Task to complete → Repeat the listing in full, word for word.

Data for this exercise →
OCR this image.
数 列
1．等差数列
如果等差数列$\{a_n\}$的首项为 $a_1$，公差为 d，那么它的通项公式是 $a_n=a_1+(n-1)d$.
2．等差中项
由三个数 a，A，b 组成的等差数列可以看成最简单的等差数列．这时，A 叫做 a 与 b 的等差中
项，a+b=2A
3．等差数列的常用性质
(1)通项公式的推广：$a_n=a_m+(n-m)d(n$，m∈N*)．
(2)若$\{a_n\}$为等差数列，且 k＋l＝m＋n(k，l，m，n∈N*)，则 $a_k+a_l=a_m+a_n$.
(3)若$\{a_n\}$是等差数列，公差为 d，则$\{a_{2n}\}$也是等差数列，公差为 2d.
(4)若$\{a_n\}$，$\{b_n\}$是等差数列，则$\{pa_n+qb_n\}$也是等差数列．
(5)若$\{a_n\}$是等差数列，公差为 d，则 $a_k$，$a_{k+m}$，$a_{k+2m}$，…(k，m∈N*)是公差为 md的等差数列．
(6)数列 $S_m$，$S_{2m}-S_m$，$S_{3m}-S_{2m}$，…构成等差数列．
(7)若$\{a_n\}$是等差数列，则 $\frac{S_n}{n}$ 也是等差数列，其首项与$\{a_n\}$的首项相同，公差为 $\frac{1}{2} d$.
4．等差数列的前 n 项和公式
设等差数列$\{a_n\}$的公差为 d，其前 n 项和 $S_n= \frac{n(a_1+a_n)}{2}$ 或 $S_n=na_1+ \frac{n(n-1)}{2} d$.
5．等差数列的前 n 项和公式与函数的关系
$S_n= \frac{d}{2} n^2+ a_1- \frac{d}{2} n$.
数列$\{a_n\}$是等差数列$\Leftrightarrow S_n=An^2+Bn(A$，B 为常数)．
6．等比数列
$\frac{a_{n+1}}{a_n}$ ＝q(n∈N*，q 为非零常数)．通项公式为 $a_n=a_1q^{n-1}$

Output below →
OCR this image.
数 列
1．等差数列
如果等差数列$\{a_n\}$的首项为 $a_1$，公差为 d，那么它的通项公式是 $a_n=a_1+(n-1)d$.
2．等差中项
由三个数 a，A，b 组成的等差数列可以看成最简单的等差数列．这时，A 叫做 a 与 b 的等差中
项，a+b=2A
3．等差数列的常用性质
(1)通项公式的推广：$a_n=a_m+(n-m)d(n$，m∈N*)．
(2)若$\{a_n\}$为等差数列，且 k＋l＝m＋n(k，l，m，n∈N*)，则 $a_k+a_l=a_m+a_n$.
(3)若$\{a_n\}$是等差数列，公差为 d，则$\{a_{2n}\}$也是等差数列，公差为 2d.
(4)若$\{a_n\}$，$\{b_n\}$是等差数列，则$\{pa_n+qb_n\}$也是等差数列．
(5)若$\{a_n\}$是等差数列，公差为 d，则 $a_k$，$a_{k+m}$，$a_{k+2m}$，…(k，m∈N*)是公差为 md的等差数列．
(6)数列 $S_m$，$S_{2m}-S_m$，$S_{3m}-S_{2m}$，…构成等差数列．
(7)若$\{a_n\}$是等差数列，则 $\frac{S_n}{n}$ 也是等差数列，其首项与$\{a_n\}$的首项相同，公差为 $\frac{1}{2} d$.
4．等差数列的前 n 项和公式
设等差数列$\{a_n\}$的公差为 d，其前 n 项和 $S_n= \frac{n(a_1+a_n)}{2}$ 或 $S_n=na_1+ \frac{n(n-1)}{2} d$.
5．等差数列的前 n 项和公式与函数的关系
$S_n= \frac{d}{2} n^2+ a_1- \frac{d}{2} n$.
数列$\{a_n\}$是等差数列$\Leftrightarrow S_n=An^2+Bn(A$，B 为常数)．
6．等比数列
$\frac{a_{n+1}}{a_n}$ ＝q(n∈N*，q 为非零常数)．通项公式为 $a_n=a_1q^{n-1}$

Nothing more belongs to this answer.